#### [Task description]
Go through the data below and copy it exactly, skipping every picture.

#### [Input]

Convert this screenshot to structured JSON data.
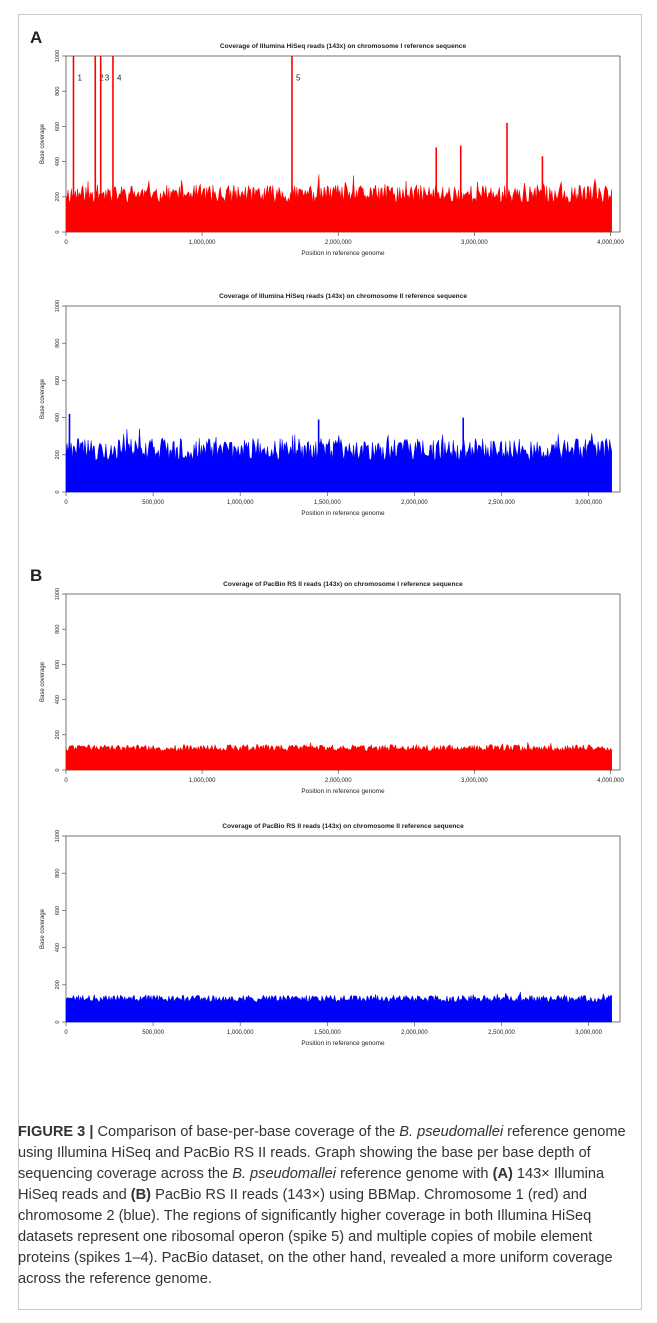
{
  "panels": {
    "a": "A",
    "b": "B"
  },
  "chart_data": [
    {
      "type": "area",
      "title": "Coverage of Illumina HiSeq reads (143x) on chromosome I reference sequence",
      "xlabel": "Position in reference genome",
      "ylabel": "Base coverage",
      "xlim": [
        0,
        4070000
      ],
      "ylim": [
        0,
        1000
      ],
      "xticks": [
        "0",
        "1,000,000",
        "2,000,000",
        "3,000,000",
        "4,000,000"
      ],
      "xtick_values": [
        0,
        1000000,
        2000000,
        3000000,
        4000000
      ],
      "yticks": [
        0,
        200,
        400,
        600,
        800,
        1000
      ],
      "color": "#ff0000",
      "baseline_coverage": 200,
      "noise_amplitude": 70,
      "spikes": [
        {
          "label": "1",
          "x": 55000,
          "y": 1000
        },
        {
          "label": "2",
          "x": 215000,
          "y": 1000
        },
        {
          "label": "3",
          "x": 255000,
          "y": 1000
        },
        {
          "label": "4",
          "x": 345000,
          "y": 1000
        },
        {
          "label": "5",
          "x": 1660000,
          "y": 1000
        },
        {
          "label": "",
          "x": 2720000,
          "y": 480
        },
        {
          "label": "",
          "x": 2900000,
          "y": 490
        },
        {
          "label": "",
          "x": 3240000,
          "y": 620
        },
        {
          "label": "",
          "x": 3500000,
          "y": 430
        }
      ]
    },
    {
      "type": "area",
      "title": "Coverage of Illumina HiSeq reads (143x) on chromosome II reference sequence",
      "xlabel": "Position in reference genome",
      "ylabel": "Base coverage",
      "xlim": [
        0,
        3180000
      ],
      "ylim": [
        0,
        1000
      ],
      "xticks": [
        "0",
        "500,000",
        "1,000,000",
        "1,500,000",
        "2,000,000",
        "2,500,000",
        "3,000,000"
      ],
      "xtick_values": [
        0,
        500000,
        1000000,
        1500000,
        2000000,
        2500000,
        3000000
      ],
      "yticks": [
        0,
        200,
        400,
        600,
        800,
        1000
      ],
      "color": "#0000ff",
      "baseline_coverage": 210,
      "noise_amplitude": 80,
      "spikes": [
        {
          "label": "",
          "x": 20000,
          "y": 420
        },
        {
          "label": "",
          "x": 1450000,
          "y": 390
        },
        {
          "label": "",
          "x": 2280000,
          "y": 400
        }
      ]
    },
    {
      "type": "area",
      "title": "Coverage of PacBio RS II reads (143x) on chromosome I reference sequence",
      "xlabel": "Position in reference genome",
      "ylabel": "Base coverage",
      "xlim": [
        0,
        4070000
      ],
      "ylim": [
        0,
        1000
      ],
      "xticks": [
        "0",
        "1,000,000",
        "2,000,000",
        "3,000,000",
        "4,000,000"
      ],
      "xtick_values": [
        0,
        1000000,
        2000000,
        3000000,
        4000000
      ],
      "yticks": [
        0,
        200,
        400,
        600,
        800,
        1000
      ],
      "color": "#ff0000",
      "baseline_coverage": 120,
      "noise_amplitude": 25,
      "spikes": []
    },
    {
      "type": "area",
      "title": "Coverage of PacBio RS II reads (143x) on chromosome II reference sequence",
      "xlabel": "Position in reference genome",
      "ylabel": "Base coverage",
      "xlim": [
        0,
        3180000
      ],
      "ylim": [
        0,
        1000
      ],
      "xticks": [
        "0",
        "500,000",
        "1,000,000",
        "1,500,000",
        "2,000,000",
        "2,500,000",
        "3,000,000"
      ],
      "xtick_values": [
        0,
        500000,
        1000000,
        1500000,
        2000000,
        2500000,
        3000000
      ],
      "yticks": [
        0,
        200,
        400,
        600,
        800,
        1000
      ],
      "color": "#0000ff",
      "baseline_coverage": 120,
      "noise_amplitude": 25,
      "spikes": []
    }
  ],
  "caption": {
    "figure_label": "FIGURE 3 |",
    "t1": " Comparison of base-per-base coverage of the ",
    "species1": "B. pseudomallei",
    "t2": " reference genome using Illumina HiSeq and PacBio RS II reads. Graph showing the base per base depth of sequencing coverage across the ",
    "species2": "B. pseudomallei",
    "t3": " reference genome with ",
    "a": "(A)",
    "t4": " 143× Illumina HiSeq reads and ",
    "b": "(B)",
    "t5": " PacBio RS II reads (143×) using BBMap. Chromosome 1 (red) and chromosome 2 (blue). The regions of significantly higher coverage in both Illumina HiSeq datasets represent one ribosomal operon (spike 5) and multiple copies of mobile element proteins (spikes 1–4). PacBio dataset, on the other hand, revealed a more uniform coverage across the reference genome."
  }
}
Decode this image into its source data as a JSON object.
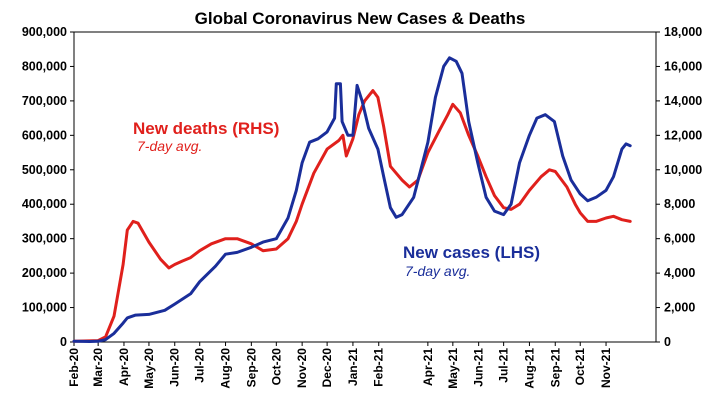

#### [Answer space]
Convert this screenshot to structured JSON data.
{
  "panels": {
    "a": "A",
    "b": "B"
  },
  "chart_data": [
    {
      "type": "area",
      "title": "Coverage of Illumina HiSeq reads (143x) on chromosome I reference sequence",
      "xlabel": "Position in reference genome",
      "ylabel": "Base coverage",
      "xlim": [
        0,
        4070000
      ],
      "ylim": [
        0,
        1000
      ],
      "xticks": [
        "0",
        "1,000,000",
        "2,000,000",
        "3,000,000",
        "4,000,000"
      ],
      "xtick_values": [
        0,
        1000000,
        2000000,
        3000000,
        4000000
      ],
      "yticks": [
        0,
        200,
        400,
        600,
        800,
        1000
      ],
      "color": "#ff0000",
      "baseline_coverage": 200,
      "noise_amplitude": 70,
      "spikes": [
        {
          "label": "1",
          "x": 55000,
          "y": 1000
        },
        {
          "label": "2",
          "x": 215000,
          "y": 1000
        },
        {
          "label": "3",
          "x": 255000,
          "y": 1000
        },
        {
          "label": "4",
          "x": 345000,
          "y": 1000
        },
        {
          "label": "5",
          "x": 1660000,
          "y": 1000
        },
        {
          "label": "",
          "x": 2720000,
          "y": 480
        },
        {
          "label": "",
          "x": 2900000,
          "y": 490
        },
        {
          "label": "",
          "x": 3240000,
          "y": 620
        },
        {
          "label": "",
          "x": 3500000,
          "y": 430
        }
      ]
    },
    {
      "type": "area",
      "title": "Coverage of Illumina HiSeq reads (143x) on chromosome II reference sequence",
      "xlabel": "Position in reference genome",
      "ylabel": "Base coverage",
      "xlim": [
        0,
        3180000
      ],
      "ylim": [
        0,
        1000
      ],
      "xticks": [
        "0",
        "500,000",
        "1,000,000",
        "1,500,000",
        "2,000,000",
        "2,500,000",
        "3,000,000"
      ],
      "xtick_values": [
        0,
        500000,
        1000000,
        1500000,
        2000000,
        2500000,
        3000000
      ],
      "yticks": [
        0,
        200,
        400,
        600,
        800,
        1000
      ],
      "color": "#0000ff",
      "baseline_coverage": 210,
      "noise_amplitude": 80,
      "spikes": [
        {
          "label": "",
          "x": 20000,
          "y": 420
        },
        {
          "label": "",
          "x": 1450000,
          "y": 390
        },
        {
          "label": "",
          "x": 2280000,
          "y": 400
        }
      ]
    },
    {
      "type": "area",
      "title": "Coverage of PacBio RS II reads (143x) on chromosome I reference sequence",
      "xlabel": "Position in reference genome",
      "ylabel": "Base coverage",
      "xlim": [
        0,
        4070000
      ],
      "ylim": [
        0,
        1000
      ],
      "xticks": [
        "0",
        "1,000,000",
        "2,000,000",
        "3,000,000",
        "4,000,000"
      ],
      "xtick_values": [
        0,
        1000000,
        2000000,
        3000000,
        4000000
      ],
      "yticks": [
        0,
        200,
        400,
        600,
        800,
        1000
      ],
      "color": "#ff0000",
      "baseline_coverage": 120,
      "noise_amplitude": 25,
      "spikes": []
    },
    {
      "type": "area",
      "title": "Coverage of PacBio RS II reads (143x) on chromosome II reference sequence",
      "xlabel": "Position in reference genome",
      "ylabel": "Base coverage",
      "xlim": [
        0,
        3180000
      ],
      "ylim": [
        0,
        1000
      ],
      "xticks": [
        "0",
        "500,000",
        "1,000,000",
        "1,500,000",
        "2,000,000",
        "2,500,000",
        "3,000,000"
      ],
      "xtick_values": [
        0,
        500000,
        1000000,
        1500000,
        2000000,
        2500000,
        3000000
      ],
      "yticks": [
        0,
        200,
        400,
        600,
        800,
        1000
      ],
      "color": "#0000ff",
      "baseline_coverage": 120,
      "noise_amplitude": 25,
      "spikes": []
    }
  ],
  "caption": {
    "figure_label": "FIGURE 3 |",
    "t1": " Comparison of base-per-base coverage of the ",
    "species1": "B. pseudomallei",
    "t2": " reference genome using Illumina HiSeq and PacBio RS II reads. Graph showing the base per base depth of sequencing coverage across the ",
    "species2": "B. pseudomallei",
    "t3": " reference genome with ",
    "a": "(A)",
    "t4": " 143× Illumina HiSeq reads and ",
    "b": "(B)",
    "t5": " PacBio RS II reads (143×) using BBMap. Chromosome 1 (red) and chromosome 2 (blue). The regions of significantly higher coverage in both Illumina HiSeq datasets represent one ribosomal operon (spike 5) and multiple copies of mobile element proteins (spikes 1–4). PacBio dataset, on the other hand, revealed a more uniform coverage across the reference genome."
  }
}
Decode this image into its source data as a JSON object.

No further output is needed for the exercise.